* [Short problem] Restate the whole listing exactly.

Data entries
## BEGIN
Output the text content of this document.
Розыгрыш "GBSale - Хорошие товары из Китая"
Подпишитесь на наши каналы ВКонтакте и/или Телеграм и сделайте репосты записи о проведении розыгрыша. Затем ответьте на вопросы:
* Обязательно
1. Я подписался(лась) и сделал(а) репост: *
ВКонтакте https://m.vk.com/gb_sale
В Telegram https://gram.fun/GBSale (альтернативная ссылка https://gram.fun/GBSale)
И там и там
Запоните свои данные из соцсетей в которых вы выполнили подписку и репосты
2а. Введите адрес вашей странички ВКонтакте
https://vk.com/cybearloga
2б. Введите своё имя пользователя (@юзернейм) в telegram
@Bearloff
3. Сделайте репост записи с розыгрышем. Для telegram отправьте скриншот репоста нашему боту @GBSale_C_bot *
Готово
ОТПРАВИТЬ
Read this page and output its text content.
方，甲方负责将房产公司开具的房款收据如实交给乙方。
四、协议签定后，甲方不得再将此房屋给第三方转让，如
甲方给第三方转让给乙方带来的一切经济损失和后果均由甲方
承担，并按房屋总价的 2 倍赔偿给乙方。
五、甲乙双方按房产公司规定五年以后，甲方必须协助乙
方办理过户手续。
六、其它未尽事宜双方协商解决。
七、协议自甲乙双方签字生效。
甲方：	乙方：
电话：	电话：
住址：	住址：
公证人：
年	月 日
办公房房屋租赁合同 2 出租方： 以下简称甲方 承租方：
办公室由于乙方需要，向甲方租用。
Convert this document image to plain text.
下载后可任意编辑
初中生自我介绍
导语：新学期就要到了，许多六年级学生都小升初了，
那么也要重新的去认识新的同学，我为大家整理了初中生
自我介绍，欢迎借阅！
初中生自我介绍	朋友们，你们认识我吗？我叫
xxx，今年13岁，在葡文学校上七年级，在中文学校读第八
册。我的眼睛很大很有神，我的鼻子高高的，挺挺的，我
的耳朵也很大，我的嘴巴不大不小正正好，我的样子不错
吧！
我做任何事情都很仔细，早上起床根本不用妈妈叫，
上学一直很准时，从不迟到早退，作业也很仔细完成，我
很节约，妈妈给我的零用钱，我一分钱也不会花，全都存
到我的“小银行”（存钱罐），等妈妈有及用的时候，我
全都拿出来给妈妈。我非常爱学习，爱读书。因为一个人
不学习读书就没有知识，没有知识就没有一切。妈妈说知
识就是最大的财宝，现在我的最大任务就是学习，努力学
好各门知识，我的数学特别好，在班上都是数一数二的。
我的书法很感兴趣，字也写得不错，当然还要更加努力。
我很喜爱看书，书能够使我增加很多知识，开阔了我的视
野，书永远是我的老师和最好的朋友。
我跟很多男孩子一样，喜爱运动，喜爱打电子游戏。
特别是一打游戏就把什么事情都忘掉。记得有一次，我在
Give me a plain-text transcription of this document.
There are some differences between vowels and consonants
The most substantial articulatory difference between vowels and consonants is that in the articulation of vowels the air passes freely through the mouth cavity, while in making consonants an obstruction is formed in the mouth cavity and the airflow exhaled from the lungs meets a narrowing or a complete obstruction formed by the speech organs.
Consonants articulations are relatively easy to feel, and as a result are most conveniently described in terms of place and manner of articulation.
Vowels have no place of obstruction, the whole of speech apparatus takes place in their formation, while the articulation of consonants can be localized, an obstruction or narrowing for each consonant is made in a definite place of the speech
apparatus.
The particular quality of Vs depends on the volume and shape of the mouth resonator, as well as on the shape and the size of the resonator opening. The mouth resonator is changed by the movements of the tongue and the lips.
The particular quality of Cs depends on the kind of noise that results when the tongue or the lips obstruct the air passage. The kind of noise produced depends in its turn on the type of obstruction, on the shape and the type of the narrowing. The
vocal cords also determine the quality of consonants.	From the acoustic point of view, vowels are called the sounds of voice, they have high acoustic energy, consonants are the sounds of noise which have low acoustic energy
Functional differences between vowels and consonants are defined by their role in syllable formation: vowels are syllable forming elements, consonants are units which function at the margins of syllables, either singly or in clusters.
## END
* [Task result]
Output the text content of this document.
Розыгрыш "GBSale - Хорошие товары из Китая"
Подпишитесь на наши каналы ВКонтакте и/или Телеграм и сделайте репосты записи о проведении розыгрыша. Затем ответьте на вопросы:
* Обязательно
1. Я подписался(лась) и сделал(а) репост: *
ВКонтакте https://m.vk.com/gb_sale
В Telegram https://gram.fun/GBSale (альтернативная ссылка https://gram.fun/GBSale)
И там и там
Запоните свои данные из соцсетей в которых вы выполнили подписку и репосты
2а. Введите адрес вашей странички ВКонтакте
https://vk.com/cybearloga
2б. Введите своё имя пользователя (@юзернейм) в telegram
@Bearloff
3. Сделайте репост записи с розыгрышем. Для telegram отправьте скриншот репоста нашему боту @GBSale_C_bot *
Готово
ОТПРАВИТЬ
Read this page and output its text content.
方，甲方负责将房产公司开具的房款收据如实交给乙方。
四、协议签定后，甲方不得再将此房屋给第三方转让，如
甲方给第三方转让给乙方带来的一切经济损失和后果均由甲方
承担，并按房屋总价的 2 倍赔偿给乙方。
五、甲乙双方按房产公司规定五年以后，甲方必须协助乙
方办理过户手续。
六、其它未尽事宜双方协商解决。
七、协议自甲乙双方签字生效。
甲方：	乙方：
电话：	电话：
住址：	住址：
公证人：
年	月 日
办公房房屋租赁合同 2 出租方： 以下简称甲方 承租方：
办公室由于乙方需要，向甲方租用。
Convert this document image to plain text.
下载后可任意编辑
初中生自我介绍
导语：新学期就要到了，许多六年级学生都小升初了，
那么也要重新的去认识新的同学，我为大家整理了初中生
自我介绍，欢迎借阅！
初中生自我介绍	朋友们，你们认识我吗？我叫
xxx，今年13岁，在葡文学校上七年级，在中文学校读第八
册。我的眼睛很大很有神，我的鼻子高高的，挺挺的，我
的耳朵也很大，我的嘴巴不大不小正正好，我的样子不错
吧！
我做任何事情都很仔细，早上起床根本不用妈妈叫，
上学一直很准时，从不迟到早退，作业也很仔细完成，我
很节约，妈妈给我的零用钱，我一分钱也不会花，全都存
到我的“小银行”（存钱罐），等妈妈有及用的时候，我
全都拿出来给妈妈。我非常爱学习，爱读书。因为一个人
不学习读书就没有知识，没有知识就没有一切。妈妈说知
识就是最大的财宝，现在我的最大任务就是学习，努力学
好各门知识，我的数学特别好，在班上都是数一数二的。
我的书法很感兴趣，字也写得不错，当然还要更加努力。
我很喜爱看书，书能够使我增加很多知识，开阔了我的视
野，书永远是我的老师和最好的朋友。
我跟很多男孩子一样，喜爱运动，喜爱打电子游戏。
特别是一打游戏就把什么事情都忘掉。记得有一次，我在
Give me a plain-text transcription of this document.
There are some differences between vowels and consonants
The most substantial articulatory difference between vowels and consonants is that in the articulation of vowels the air passes freely through the mouth cavity, while in making consonants an obstruction is formed in the mouth cavity and the airflow exhaled from the lungs meets a narrowing or a complete obstruction formed by the speech organs.
Consonants articulations are relatively easy to feel, and as a result are most conveniently described in terms of place and manner of articulation.
Vowels have no place of obstruction, the whole of speech apparatus takes place in their formation, while the articulation of consonants can be localized, an obstruction or narrowing for each consonant is made in a definite place of the speech
apparatus.
The particular quality of Vs depends on the volume and shape of the mouth resonator, as well as on the shape and the size of the resonator opening. The mouth resonator is changed by the movements of the tongue and the lips.
The particular quality of Cs depends on the kind of noise that results when the tongue or the lips obstruct the air passage. The kind of noise produced depends in its turn on the type of obstruction, on the shape and the type of the narrowing. The
vocal cords also determine the quality of consonants.	From the acoustic point of view, vowels are called the sounds of voice, they have high acoustic energy, consonants are the sounds of noise which have low acoustic energy
Functional differences between vowels and consonants are defined by their role in syllable formation: vowels are syllable forming elements, consonants are units which function at the margins of syllables, either singly or in clusters.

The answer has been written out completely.